*** Opening Material supplied ***

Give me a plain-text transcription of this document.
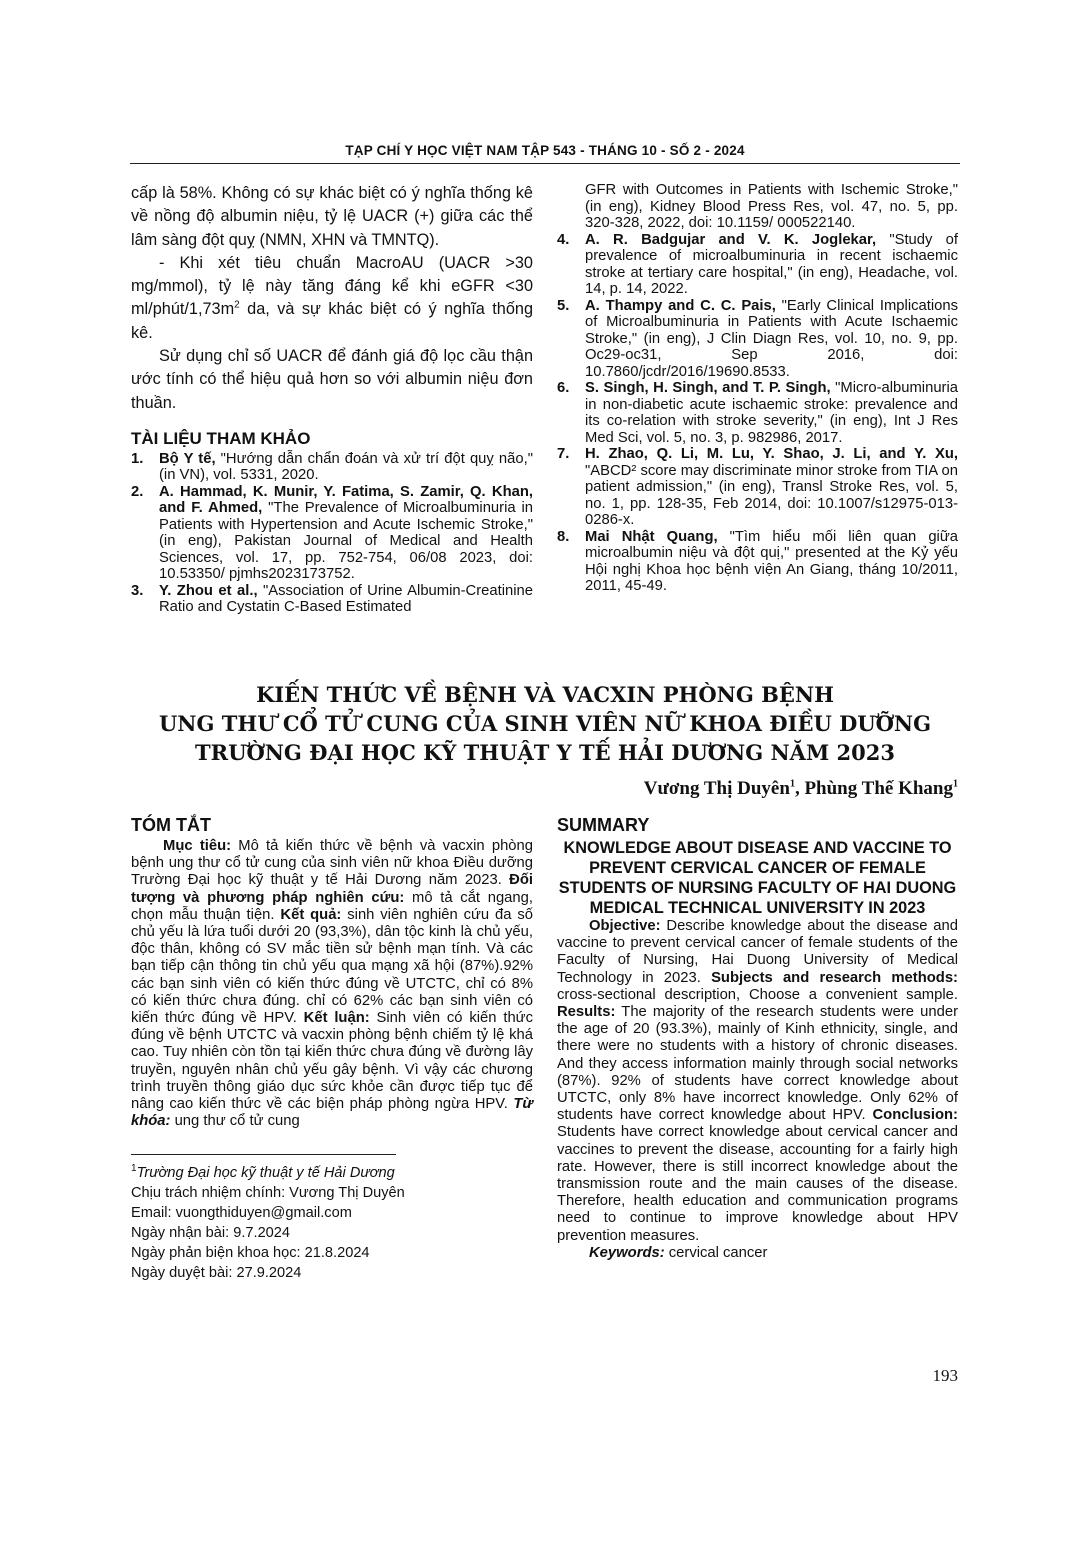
TẠP CHÍ Y HỌC VIỆT NAM TẬP 543 - THÁNG 10 - SỐ 2 - 2024

cấp là 58%. Không có sự khác biệt có ý nghĩa thống kê về nồng độ albumin niệu, tỷ lệ UACR (+) giữa các thể lâm sàng đột quỵ (NMN, XHN và TMNTQ).

- Khi xét tiêu chuẩn MacroAU (UACR >30 mg/mmol), tỷ lệ này tăng đáng kể khi eGFR <30 $ml/phút/1,73m^2$ da, và sự khác biệt có ý nghĩa thống kê.

Sử dụng chỉ số UACR để đánh giá độ lọc cầu thận ước tính có thể hiệu quả hơn so với albumin niệu đơn thuần.

TÀI LIỆU THAM KHẢO
1.	Bộ Y tế, "Hướng dẫn chẩn đoán và xử trí đột quỵ não," (in VN), vol. 5331, 2020.
2.	A. Hammad, K. Munir, Y. Fatima, S. Zamir, Q. Khan, and F. Ahmed, "The Prevalence of Microalbuminuria in Patients with Hypertension and Acute Ischemic Stroke," (in eng), Pakistan Journal of Medical and Health Sciences, vol. 17, pp. 752-754, 06/08 2023, doi: 10.53350/ pjmhs2023173752.
3.	Y. Zhou et al., "Association of Urine Albumin-Creatinine Ratio and Cystatin C-Based Estimated

GFR with Outcomes in Patients with Ischemic Stroke," (in eng), Kidney Blood Press Res, vol. 47, no. 5, pp. 320-328, 2022, doi: 10.1159/ 000522140.

4.	A. R. Badgujar and V. K. Joglekar, "Study of prevalence of microalbuminuria in recent ischaemic stroke at tertiary care hospital," (in eng), Headache, vol. 14, p. 14, 2022.
5.	A. Thampy and C. C. Pais, "Early Clinical Implications of Microalbuminuria in Patients with Acute Ischaemic Stroke," (in eng), J Clin Diagn Res, vol. 10, no. 9, pp. Oc29-oc31, Sep 2016, doi: 10.7860/jcdr/2016/19690.8533.
6.	S. Singh, H. Singh, and T. P. Singh, "Micro-albuminuria in non-diabetic acute ischaemic stroke: prevalence and its co-relation with stroke severity," (in eng), Int J Res Med Sci, vol. 5, no. 3, p. 982986, 2017.
7.	H. Zhao, Q. Li, M. Lu, Y. Shao, J. Li, and Y. Xu, "ABCD² score may discriminate minor stroke from TIA on patient admission," (in eng), Transl Stroke Res, vol. 5, no. 1, pp. 128-35, Feb 2014, doi: 10.1007/s12975-013-0286-x.
8.	Mai Nhật Quang, "Tìm hiểu mối liên quan giữa microalbumin niệu và đột quị," presented at the Kỷ yếu Hội nghị Khoa học bệnh viện An Giang, tháng 10/2011, 2011, 45-49.
KIẾN THỨC VỀ BỆNH VÀ VACXIN PHÒNG BỆNH
UNG THƯ CỔ TỬ CUNG CỦA SINH VIÊN NỮ KHOA ĐIỀU DƯỠNG
TRƯỜNG ĐẠI HỌC KỸ THUẬT Y TẾ HẢI DƯƠNG NĂM 2023
Vương Thị Duyên$^1$, Phùng Thế Khang$^1$
TÓM TẮT

Mục tiêu: Mô tả kiến thức về bệnh và vacxin phòng bệnh ung thư cổ tử cung của sinh viên nữ khoa Điều dưỡng Trường Đại học kỹ thuật y tế Hải Dương năm 2023. Đối tượng và phương pháp nghiên cứu: mô tả cắt ngang, chọn mẫu thuận tiện. Kết quả: sinh viên nghiên cứu đa số chủ yếu là lứa tuổi dưới 20 (93,3%), dân tộc kinh là chủ yếu, độc thân, không có SV mắc tiền sử bệnh mạn tính. Và các bạn tiếp cận thông tin chủ yếu qua mạng xã hội (87%).92% các bạn sinh viên có kiến thức đúng về UTCTC, chỉ có 8% có kiến thức chưa đúng. chỉ có 62% các bạn sinh viên có kiến thức đúng về HPV. Kết luận: Sinh viên có kiến thức đúng về bệnh UTCTC và vacxin phòng bệnh chiếm tỷ lệ khá cao. Tuy nhiên còn tồn tại kiến thức chưa đúng về đường lây truyền, nguyên nhân chủ yếu gây bệnh. Vì vậy các chương trình truyền thông giáo dục sức khỏe cần được tiếp tục để nâng cao kiến thức về các biện pháp phòng ngừa HPV. Từ khóa: ung thư cổ tử cung

$^1$Trường Đại học kỹ thuật y tế Hải Dương

Chịu trách nhiệm chính: Vương Thị Duyên

Email: vuongthiduyen@gmail.com

Ngày nhận bài: 9.7.2024

Ngày phản biện khoa học: 21.8.2024

Ngày duyệt bài: 27.9.2024

SUMMARY

KNOWLEDGE ABOUT DISEASE AND VACCINE TO PREVENT CERVICAL CANCER OF FEMALE STUDENTS OF NURSING FACULTY OF HAI DUONG MEDICAL TECHNICAL UNIVERSITY IN 2023

Objective: Describe knowledge about the disease and vaccine to prevent cervical cancer of female students of the Faculty of Nursing, Hai Duong University of Medical Technology in 2023. Subjects and research methods: cross-sectional description, Choose a convenient sample. Results: The majority of the research students were under the age of 20 (93.3%), mainly of Kinh ethnicity, single, and there were no students with a history of chronic diseases. And they access information mainly through social networks (87%). 92% of students have correct knowledge about UTCTC, only 8% have incorrect knowledge. Only 62% of students have correct knowledge about HPV. Conclusion: Students have correct knowledge about cervical cancer and vaccines to prevent the disease, accounting for a fairly high rate. However, there is still incorrect knowledge about the transmission route and the main causes of the disease. Therefore, health education and communication programs need to continue to improve knowledge about HPV prevention measures.

Keywords: cervical cancer

193
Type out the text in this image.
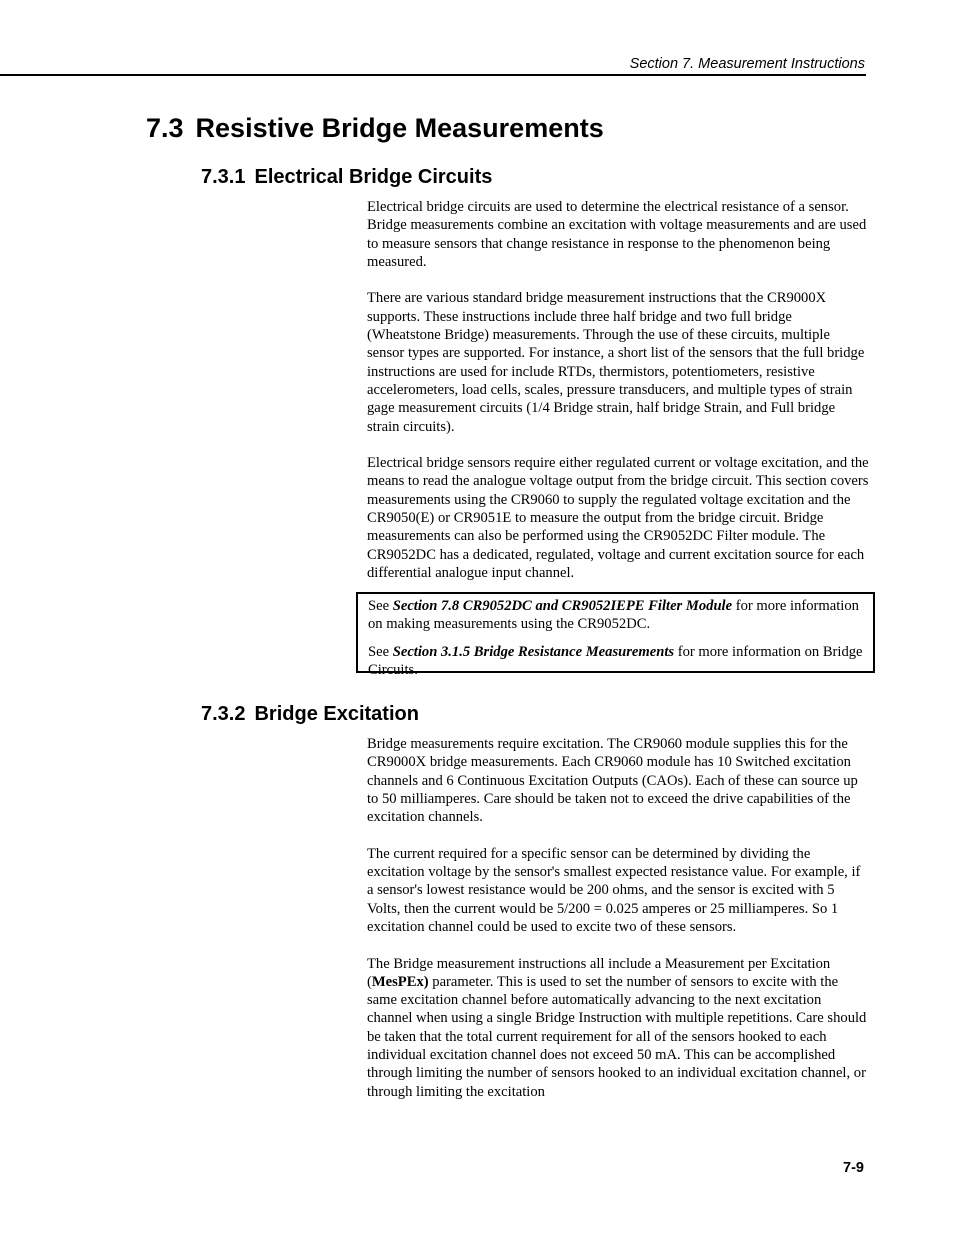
Section 7. Measurement Instructions
7.3 Resistive Bridge Measurements
7.3.1 Electrical Bridge Circuits

Electrical bridge circuits are used to determine the electrical resistance of a sensor. Bridge measurements combine an excitation with voltage measurements and are used to measure sensors that change resistance in response to the phenomenon being measured.

There are various standard bridge measurement instructions that the CR9000X supports. These instructions include three half bridge and two full bridge (Wheatstone Bridge) measurements. Through the use of these circuits, multiple sensor types are supported. For instance, a short list of the sensors that the full bridge instructions are used for include RTDs, thermistors, potentiometers, resistive accelerometers, load cells, scales, pressure transducers, and multiple types of strain gage measurement circuits (1/4 Bridge strain, half bridge Strain, and Full bridge strain circuits).

Electrical bridge sensors require either regulated current or voltage excitation, and the means to read the analogue voltage output from the bridge circuit. This section covers measurements using the CR9060 to supply the regulated voltage excitation and the CR9050(E) or CR9051E to measure the output from the bridge circuit. Bridge measurements can also be performed using the CR9052DC Filter module. The CR9052DC has a dedicated, regulated, voltage and current excitation source for each differential analogue input channel.

See Section 7.8 CR9052DC and CR9052IEPE Filter Module for more information on making measurements using the CR9052DC.

See Section 3.1.5 Bridge Resistance Measurements for more information on Bridge Circuits.

7.3.2 Bridge Excitation

Bridge measurements require excitation. The CR9060 module supplies this for the CR9000X bridge measurements. Each CR9060 module has 10 Switched excitation channels and 6 Continuous Excitation Outputs (CAOs). Each of these can source up to 50 milliamperes. Care should be taken not to exceed the drive capabilities of the excitation channels.

The current required for a specific sensor can be determined by dividing the excitation voltage by the sensor's smallest expected resistance value. For example, if a sensor's lowest resistance would be 200 ohms, and the sensor is excited with 5 Volts, then the current would be 5/200 = 0.025 amperes or 25 milliamperes. So 1 excitation channel could be used to excite two of these sensors.

The Bridge measurement instructions all include a Measurement per Excitation (MesPEx) parameter. This is used to set the number of sensors to excite with the same excitation channel before automatically advancing to the next excitation channel when using a single Bridge Instruction with multiple repetitions. Care should be taken that the total current requirement for all of the sensors hooked to each individual excitation channel does not exceed 50 mA. This can be accomplished through limiting the number of sensors hooked to an individual excitation channel, or through limiting the excitation

7-9
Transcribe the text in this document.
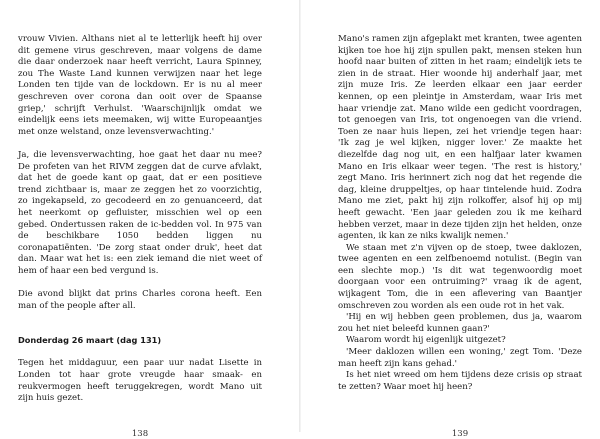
vrouw Vivien. Althans niet al te letterlijk heeft hij over dit gemene virus geschreven, maar volgens de dame die daar onderzoek naar heeft verricht, Laura Spinney, zou The Waste Land kunnen verwijzen naar het lege Londen ten tijde van de lockdown. Er is nu al meer geschreven over corona dan ooit over de Spaanse griep,' schrijft Verhulst. 'Waarschijnlijk omdat we eindelijk eens iets meemaken, wij witte Europeaantjes met onze welstand, onze levensverwachting.'

Ja, die levensverwachting, hoe gaat het daar nu mee? De profeten van het RIVM zeggen dat de curve afvlakt, dat het de goede kant op gaat, dat er een positieve trend zichtbaar is, maar ze zeggen het zo voorzichtig, zo ingekapseld, zo gecodeerd en zo genuanceerd, dat het neerkomt op gefluister, misschien wel op een gebed. Ondertussen raken de ic-bedden vol. In 975 van de beschikbare 1050 bedden liggen nu coronapatiënten. 'De zorg staat onder druk', heet dat dan. Maar wat het is: een ziek iemand die niet weet of hem of haar een bed vergund is.

Die avond blijkt dat prins Charles corona heeft. Een man of the people after all.

Donderdag 26 maart (dag 131)

Tegen het middaguur, een paar uur nadat Lisette in Londen tot haar grote vreugde haar smaak- en reukvermogen heeft teruggekregen, wordt Mano uit zijn huis gezet.

138

Mano's ramen zijn afgeplakt met kranten, twee agenten kijken toe hoe hij zijn spullen pakt, mensen steken hun hoofd naar buiten of zitten in het raam; eindelijk iets te zien in de straat. Hier woonde hij anderhalf jaar, met zijn muze Iris. Ze leerden elkaar een jaar eerder kennen, op een pleintje in Amsterdam, waar Iris met haar vriendje zat. Mano wilde een gedicht voordragen, tot genoegen van Iris, tot ongenoegen van die vriend. Toen ze naar huis liepen, zei het vriendje tegen haar: 'Ik zag je wel kijken, nigger lover.' Ze maakte het diezelfde dag nog uit, en een halfjaar later kwamen Mano en Iris elkaar weer tegen. 'The rest is history,' zegt Mano. Iris herinnert zich nog dat het regende die dag, kleine druppeltjes, op haar tintelende huid. Zodra Mano me ziet, pakt hij zijn rolkoffer, alsof hij op mij heeft gewacht. 'Een jaar geleden zou ik me keihard hebben verzet, maar in deze tijden zijn het helden, onze agenten, ik kan ze niks kwalijk nemen.'

We staan met z'n vijven op de stoep, twee daklozen, twee agenten en een zelfbenoemd notulist. (Begin van een slechte mop.) 'Is dit wat tegenwoordig moet doorgaan voor een ontruiming?' vraag ik de agent, wijkagent Tom, die in een aflevering van Baantjer omschreven zou worden als een oude rot in het vak.

'Hij en wij hebben geen problemen, dus ja, waarom zou het niet beleefd kunnen gaan?'

Waarom wordt hij eigenlijk uitgezet?

'Meer daklozen willen een woning,' zegt Tom. 'Deze man heeft zijn kans gehad.'

Is het niet wreed om hem tijdens deze crisis op straat te zetten? Waar moet hij heen?

139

*** Closing Material supplied ***

Task description ▸
Only lines with the word "biệt" should be collected from the material.

Response to the task ▸
cấp là 58%. Không có sự khác biệt có ý nghĩa thống kê về nồng độ albumin niệu, tỷ lệ UACR (+) giữa các thể lâm sàng đột quỵ (NMN, XHN và TMNTQ).
- Khi xét tiêu chuẩn MacroAU (UACR >30 mg/mmol), tỷ lệ này tăng đáng kể khi eGFR <30 $ml/phút/1,73m^2$ da, và sự khác biệt có ý nghĩa thống kê.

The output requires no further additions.